* [Data for this task]
◆ ◆ ◆ ◆ ◆ ◆ ◆

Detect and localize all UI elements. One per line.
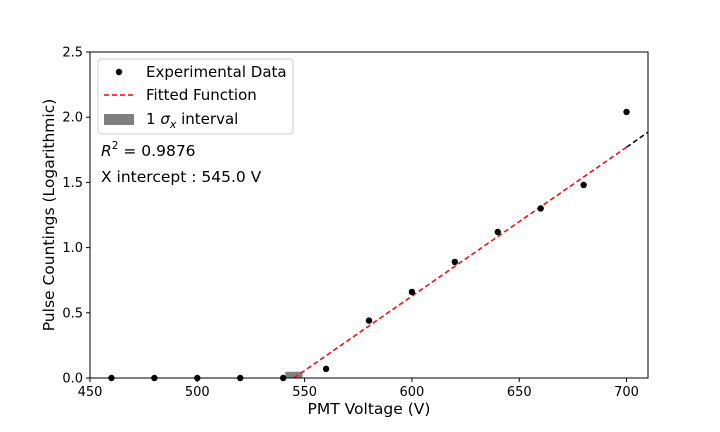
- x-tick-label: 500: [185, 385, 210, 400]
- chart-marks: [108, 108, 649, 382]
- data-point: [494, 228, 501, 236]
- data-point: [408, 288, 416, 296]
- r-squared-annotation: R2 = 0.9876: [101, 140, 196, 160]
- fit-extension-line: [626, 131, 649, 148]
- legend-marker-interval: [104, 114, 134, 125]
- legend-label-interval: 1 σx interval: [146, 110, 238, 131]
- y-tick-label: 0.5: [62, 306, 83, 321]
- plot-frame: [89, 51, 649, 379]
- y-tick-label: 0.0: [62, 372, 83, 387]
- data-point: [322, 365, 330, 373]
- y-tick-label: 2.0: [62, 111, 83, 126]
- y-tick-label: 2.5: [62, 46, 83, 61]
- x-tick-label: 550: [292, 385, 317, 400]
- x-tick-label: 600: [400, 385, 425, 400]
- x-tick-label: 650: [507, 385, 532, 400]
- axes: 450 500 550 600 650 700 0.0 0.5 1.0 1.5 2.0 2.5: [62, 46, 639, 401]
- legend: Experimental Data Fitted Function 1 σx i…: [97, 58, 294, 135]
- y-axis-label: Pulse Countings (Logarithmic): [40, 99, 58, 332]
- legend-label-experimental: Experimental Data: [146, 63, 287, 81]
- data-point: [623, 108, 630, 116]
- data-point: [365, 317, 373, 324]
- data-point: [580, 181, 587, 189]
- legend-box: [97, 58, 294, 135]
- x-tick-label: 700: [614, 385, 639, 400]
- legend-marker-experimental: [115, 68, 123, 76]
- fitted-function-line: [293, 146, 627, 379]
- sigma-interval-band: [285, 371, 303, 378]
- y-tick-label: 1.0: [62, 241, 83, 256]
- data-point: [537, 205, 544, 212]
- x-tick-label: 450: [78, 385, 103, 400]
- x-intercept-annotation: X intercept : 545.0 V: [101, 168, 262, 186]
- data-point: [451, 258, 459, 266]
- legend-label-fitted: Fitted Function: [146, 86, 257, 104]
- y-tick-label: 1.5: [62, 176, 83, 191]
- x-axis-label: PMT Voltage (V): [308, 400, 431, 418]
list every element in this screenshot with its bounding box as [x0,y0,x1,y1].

◆ ◆ ◆ ◆ ◆ ◆ ◆

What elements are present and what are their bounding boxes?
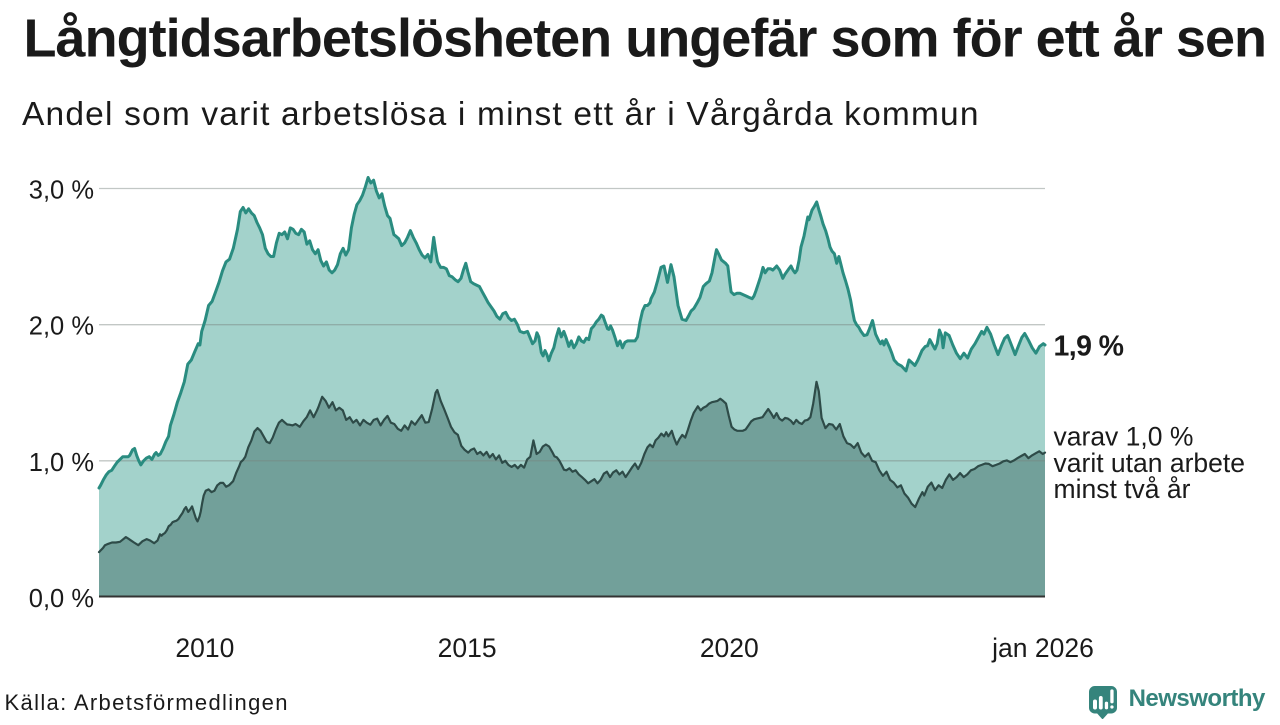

◆ ◆ ◆ ◆ ◆ ◆ ◆

* [Exercise details]
Switch "y-tick-label" to "vertical-tick-label" in the part of the data that opens with the line containing "Detect and localize" and closes with the line containing "- x-tick-label: 550: [292, 385, 317, 400]", and give those lines again with everything else unchanged and the pictures left out.

* [Full answer]
Detect and localize all UI elements. One per line.
- x-tick-label: 500: [185, 385, 210, 400]
- chart-marks: [108, 108, 649, 382]
- data-point: [494, 228, 501, 236]
- data-point: [408, 288, 416, 296]
- r-squared-annotation: R2 = 0.9876: [101, 140, 196, 160]
- fit-extension-line: [626, 131, 649, 148]
- legend-marker-interval: [104, 114, 134, 125]
- legend-label-interval: 1 σx interval: [146, 110, 238, 131]
- vertical-tick-label: 0.5: [62, 306, 83, 321]
- plot-frame: [89, 51, 649, 379]
- vertical-tick-label: 0.0: [62, 372, 83, 387]
- data-point: [322, 365, 330, 373]
- vertical-tick-label: 2.0: [62, 111, 83, 126]
- vertical-tick-label: 2.5: [62, 46, 83, 61]
- x-tick-label: 550: [292, 385, 317, 400]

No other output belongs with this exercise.